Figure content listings
►
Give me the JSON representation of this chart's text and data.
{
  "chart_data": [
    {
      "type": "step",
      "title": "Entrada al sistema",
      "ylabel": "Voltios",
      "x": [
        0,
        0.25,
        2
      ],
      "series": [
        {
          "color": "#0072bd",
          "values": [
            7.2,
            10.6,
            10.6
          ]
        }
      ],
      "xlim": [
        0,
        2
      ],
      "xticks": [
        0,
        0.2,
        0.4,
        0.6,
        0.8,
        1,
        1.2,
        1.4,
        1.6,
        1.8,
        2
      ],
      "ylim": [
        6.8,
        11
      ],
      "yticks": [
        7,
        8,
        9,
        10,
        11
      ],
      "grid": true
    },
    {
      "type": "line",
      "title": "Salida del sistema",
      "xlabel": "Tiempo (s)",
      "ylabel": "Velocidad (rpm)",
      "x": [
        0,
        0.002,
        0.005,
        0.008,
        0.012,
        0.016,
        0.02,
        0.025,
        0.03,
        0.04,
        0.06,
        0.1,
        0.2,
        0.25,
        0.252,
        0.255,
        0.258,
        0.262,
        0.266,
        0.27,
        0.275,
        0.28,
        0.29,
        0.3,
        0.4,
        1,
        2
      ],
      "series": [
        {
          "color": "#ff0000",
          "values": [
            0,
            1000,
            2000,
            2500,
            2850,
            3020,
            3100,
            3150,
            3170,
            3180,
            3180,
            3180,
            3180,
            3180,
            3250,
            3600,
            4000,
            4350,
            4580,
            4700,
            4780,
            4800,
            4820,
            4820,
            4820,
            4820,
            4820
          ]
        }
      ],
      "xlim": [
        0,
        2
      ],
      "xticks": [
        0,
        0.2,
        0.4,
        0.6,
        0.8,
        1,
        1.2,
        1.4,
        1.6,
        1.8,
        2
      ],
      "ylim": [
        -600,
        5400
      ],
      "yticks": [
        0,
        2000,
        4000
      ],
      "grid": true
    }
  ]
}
◄
→ **GIVEN TASK**
Copy out every entry again, exactly as it was given.

→ **RESPONSE**
Give me the JSON representation of this chart's text and data.
{
  "chart_data": [
    {
      "type": "step",
      "title": "Entrada al sistema",
      "ylabel": "Voltios",
      "x": [
        0,
        0.25,
        2
      ],
      "series": [
        {
          "color": "#0072bd",
          "values": [
            7.2,
            10.6,
            10.6
          ]
        }
      ],
      "xlim": [
        0,
        2
      ],
      "xticks": [
        0,
        0.2,
        0.4,
        0.6,
        0.8,
        1,
        1.2,
        1.4,
        1.6,
        1.8,
        2
      ],
      "ylim": [
        6.8,
        11
      ],
      "yticks": [
        7,
        8,
        9,
        10,
        11
      ],
      "grid": true
    },
    {
      "type": "line",
      "title": "Salida del sistema",
      "xlabel": "Tiempo (s)",
      "ylabel": "Velocidad (rpm)",
      "x": [
        0,
        0.002,
        0.005,
        0.008,
        0.012,
        0.016,
        0.02,
        0.025,
        0.03,
        0.04,
        0.06,
        0.1,
        0.2,
        0.25,
        0.252,
        0.255,
        0.258,
        0.262,
        0.266,
        0.27,
        0.275,
        0.28,
        0.29,
        0.3,
        0.4,
        1,
        2
      ],
      "series": [
        {
          "color": "#ff0000",
          "values": [
            0,
            1000,
            2000,
            2500,
            2850,
            3020,
            3100,
            3150,
            3170,
            3180,
            3180,
            3180,
            3180,
            3180,
            3250,
            3600,
            4000,
            4350,
            4580,
            4700,
            4780,
            4800,
            4820,
            4820,
            4820,
            4820,
            4820
          ]
        }
      ],
      "xlim": [
        0,
        2
      ],
      "xticks": [
        0,
        0.2,
        0.4,
        0.6,
        0.8,
        1,
        1.2,
        1.4,
        1.6,
        1.8,
        2
      ],
      "ylim": [
        -600,
        5400
      ],
      "yticks": [
        0,
        2000,
        4000
      ],
      "grid": true
    }
  ]
}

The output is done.